* _DESCRIPTION OF THE TASK_:
How many lines in the records below contain the word "Paco"? Answer with the number alone.

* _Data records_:
::::
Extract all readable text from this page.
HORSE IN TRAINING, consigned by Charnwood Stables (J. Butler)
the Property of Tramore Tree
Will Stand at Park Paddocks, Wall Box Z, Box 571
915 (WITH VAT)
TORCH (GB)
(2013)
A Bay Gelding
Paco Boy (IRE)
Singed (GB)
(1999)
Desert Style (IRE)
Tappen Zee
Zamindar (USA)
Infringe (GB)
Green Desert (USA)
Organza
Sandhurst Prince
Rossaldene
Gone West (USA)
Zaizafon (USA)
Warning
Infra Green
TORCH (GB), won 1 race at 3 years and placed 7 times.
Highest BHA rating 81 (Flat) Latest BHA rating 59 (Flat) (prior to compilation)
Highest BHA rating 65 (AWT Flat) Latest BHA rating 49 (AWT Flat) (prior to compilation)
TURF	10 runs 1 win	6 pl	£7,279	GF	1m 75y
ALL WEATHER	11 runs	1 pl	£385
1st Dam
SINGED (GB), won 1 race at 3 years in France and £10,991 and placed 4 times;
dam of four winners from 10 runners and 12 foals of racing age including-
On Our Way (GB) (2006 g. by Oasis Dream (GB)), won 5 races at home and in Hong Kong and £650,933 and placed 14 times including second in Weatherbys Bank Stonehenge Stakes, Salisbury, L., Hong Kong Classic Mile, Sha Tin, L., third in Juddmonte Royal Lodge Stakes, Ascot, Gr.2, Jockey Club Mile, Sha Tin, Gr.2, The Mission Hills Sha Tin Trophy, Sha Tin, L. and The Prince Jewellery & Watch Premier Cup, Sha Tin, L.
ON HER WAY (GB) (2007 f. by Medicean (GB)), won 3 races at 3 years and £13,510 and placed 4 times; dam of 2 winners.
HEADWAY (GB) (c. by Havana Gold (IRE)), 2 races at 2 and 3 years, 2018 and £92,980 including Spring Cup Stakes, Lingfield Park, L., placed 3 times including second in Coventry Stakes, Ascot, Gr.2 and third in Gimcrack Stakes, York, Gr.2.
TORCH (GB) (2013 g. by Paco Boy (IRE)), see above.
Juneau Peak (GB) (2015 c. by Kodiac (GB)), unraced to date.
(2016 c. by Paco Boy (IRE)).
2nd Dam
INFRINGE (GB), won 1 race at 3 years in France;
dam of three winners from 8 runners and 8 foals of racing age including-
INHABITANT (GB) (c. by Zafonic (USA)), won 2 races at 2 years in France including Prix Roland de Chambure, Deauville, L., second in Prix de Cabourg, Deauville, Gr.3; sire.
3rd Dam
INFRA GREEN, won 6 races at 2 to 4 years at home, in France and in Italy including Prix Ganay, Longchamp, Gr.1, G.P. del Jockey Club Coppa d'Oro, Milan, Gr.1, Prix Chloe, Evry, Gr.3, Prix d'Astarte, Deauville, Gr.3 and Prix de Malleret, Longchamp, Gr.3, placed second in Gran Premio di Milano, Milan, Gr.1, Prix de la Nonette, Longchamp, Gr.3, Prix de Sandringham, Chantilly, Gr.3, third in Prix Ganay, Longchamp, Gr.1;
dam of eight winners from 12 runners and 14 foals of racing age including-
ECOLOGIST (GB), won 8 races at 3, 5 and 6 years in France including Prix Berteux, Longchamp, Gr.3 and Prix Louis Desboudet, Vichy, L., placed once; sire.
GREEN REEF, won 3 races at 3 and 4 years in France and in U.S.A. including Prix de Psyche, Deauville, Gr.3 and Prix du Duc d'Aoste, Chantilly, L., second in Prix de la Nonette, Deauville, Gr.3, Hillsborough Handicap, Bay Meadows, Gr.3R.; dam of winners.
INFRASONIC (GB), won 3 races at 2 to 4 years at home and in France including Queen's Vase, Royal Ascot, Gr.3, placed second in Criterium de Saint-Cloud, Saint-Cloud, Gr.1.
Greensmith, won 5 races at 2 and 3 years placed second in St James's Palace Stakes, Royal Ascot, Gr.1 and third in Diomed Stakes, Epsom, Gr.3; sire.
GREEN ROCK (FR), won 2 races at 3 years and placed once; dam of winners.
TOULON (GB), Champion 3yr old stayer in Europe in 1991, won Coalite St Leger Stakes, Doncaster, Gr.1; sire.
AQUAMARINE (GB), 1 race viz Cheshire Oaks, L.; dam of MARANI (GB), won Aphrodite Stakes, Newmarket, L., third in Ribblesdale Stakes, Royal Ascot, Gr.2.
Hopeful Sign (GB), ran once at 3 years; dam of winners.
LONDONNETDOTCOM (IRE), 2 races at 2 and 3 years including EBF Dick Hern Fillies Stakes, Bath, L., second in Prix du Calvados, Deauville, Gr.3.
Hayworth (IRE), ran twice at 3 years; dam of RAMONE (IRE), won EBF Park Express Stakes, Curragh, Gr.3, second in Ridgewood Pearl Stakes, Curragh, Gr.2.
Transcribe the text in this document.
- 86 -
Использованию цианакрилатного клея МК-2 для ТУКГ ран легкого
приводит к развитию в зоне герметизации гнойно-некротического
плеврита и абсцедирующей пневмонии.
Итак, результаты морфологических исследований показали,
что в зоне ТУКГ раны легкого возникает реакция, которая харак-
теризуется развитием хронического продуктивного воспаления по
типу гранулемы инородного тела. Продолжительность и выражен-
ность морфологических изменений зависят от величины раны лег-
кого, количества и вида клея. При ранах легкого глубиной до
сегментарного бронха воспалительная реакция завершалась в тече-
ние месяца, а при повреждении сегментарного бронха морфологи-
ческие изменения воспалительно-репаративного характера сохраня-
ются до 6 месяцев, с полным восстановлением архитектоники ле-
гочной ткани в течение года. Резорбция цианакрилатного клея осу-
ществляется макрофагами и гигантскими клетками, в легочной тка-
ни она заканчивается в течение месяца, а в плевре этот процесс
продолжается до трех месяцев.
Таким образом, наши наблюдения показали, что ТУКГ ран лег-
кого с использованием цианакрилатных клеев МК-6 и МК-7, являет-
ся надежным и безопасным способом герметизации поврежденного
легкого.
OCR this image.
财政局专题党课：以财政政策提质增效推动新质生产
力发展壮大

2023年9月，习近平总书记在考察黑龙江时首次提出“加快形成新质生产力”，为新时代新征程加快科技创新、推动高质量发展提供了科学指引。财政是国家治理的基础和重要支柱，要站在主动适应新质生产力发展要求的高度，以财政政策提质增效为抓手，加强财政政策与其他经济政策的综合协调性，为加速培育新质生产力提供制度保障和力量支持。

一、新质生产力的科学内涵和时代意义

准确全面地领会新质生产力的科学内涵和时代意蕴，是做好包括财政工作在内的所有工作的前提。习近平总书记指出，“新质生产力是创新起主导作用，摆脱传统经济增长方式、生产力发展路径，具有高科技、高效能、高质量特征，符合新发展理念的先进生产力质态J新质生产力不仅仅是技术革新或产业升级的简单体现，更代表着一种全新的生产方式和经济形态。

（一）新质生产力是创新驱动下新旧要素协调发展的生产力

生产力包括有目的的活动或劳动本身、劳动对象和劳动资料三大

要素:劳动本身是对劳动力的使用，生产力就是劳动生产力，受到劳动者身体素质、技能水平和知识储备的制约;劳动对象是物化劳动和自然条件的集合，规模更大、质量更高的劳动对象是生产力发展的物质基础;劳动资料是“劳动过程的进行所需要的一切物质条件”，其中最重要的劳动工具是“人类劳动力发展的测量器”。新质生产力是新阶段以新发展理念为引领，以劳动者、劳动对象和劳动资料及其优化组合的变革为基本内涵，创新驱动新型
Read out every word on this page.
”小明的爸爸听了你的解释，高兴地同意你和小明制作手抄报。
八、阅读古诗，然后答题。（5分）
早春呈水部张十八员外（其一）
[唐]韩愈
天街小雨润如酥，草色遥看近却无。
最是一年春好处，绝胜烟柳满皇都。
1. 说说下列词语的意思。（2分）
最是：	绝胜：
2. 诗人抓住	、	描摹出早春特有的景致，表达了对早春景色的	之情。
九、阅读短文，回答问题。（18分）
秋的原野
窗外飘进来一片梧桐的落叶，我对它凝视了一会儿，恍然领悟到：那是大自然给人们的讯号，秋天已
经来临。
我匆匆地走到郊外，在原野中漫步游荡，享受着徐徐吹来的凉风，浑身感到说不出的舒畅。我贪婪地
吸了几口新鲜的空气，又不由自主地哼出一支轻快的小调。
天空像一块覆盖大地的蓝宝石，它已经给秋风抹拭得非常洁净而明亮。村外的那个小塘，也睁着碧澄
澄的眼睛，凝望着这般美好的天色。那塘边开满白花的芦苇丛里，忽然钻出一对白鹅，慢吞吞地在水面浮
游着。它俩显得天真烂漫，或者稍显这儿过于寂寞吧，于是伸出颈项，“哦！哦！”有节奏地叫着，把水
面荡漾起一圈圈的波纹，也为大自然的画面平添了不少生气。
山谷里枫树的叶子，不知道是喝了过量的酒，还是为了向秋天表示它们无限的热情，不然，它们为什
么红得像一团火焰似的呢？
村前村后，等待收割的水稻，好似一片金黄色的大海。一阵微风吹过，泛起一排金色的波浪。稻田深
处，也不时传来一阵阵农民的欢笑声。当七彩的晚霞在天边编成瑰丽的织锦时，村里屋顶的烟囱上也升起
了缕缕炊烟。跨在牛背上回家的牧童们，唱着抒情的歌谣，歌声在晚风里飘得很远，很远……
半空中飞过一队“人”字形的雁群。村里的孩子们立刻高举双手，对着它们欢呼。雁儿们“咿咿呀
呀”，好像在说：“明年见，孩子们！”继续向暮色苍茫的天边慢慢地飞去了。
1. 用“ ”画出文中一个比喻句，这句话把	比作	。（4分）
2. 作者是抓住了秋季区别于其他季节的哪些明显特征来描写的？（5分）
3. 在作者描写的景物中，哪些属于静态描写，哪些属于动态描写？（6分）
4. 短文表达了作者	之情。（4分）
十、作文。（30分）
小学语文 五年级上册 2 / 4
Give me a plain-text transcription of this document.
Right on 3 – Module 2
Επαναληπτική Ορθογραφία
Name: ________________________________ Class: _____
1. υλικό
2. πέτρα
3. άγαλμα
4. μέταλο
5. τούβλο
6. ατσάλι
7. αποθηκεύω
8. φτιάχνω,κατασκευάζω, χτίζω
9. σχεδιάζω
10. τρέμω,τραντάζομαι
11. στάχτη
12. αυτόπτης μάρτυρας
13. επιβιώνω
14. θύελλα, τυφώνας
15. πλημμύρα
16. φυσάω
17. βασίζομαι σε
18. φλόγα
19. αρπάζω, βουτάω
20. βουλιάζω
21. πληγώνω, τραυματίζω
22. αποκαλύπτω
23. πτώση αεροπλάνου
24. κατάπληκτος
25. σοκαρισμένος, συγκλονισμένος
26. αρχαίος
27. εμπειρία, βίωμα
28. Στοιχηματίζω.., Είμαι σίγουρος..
::::
* _EXPECTED ANSWER_:
3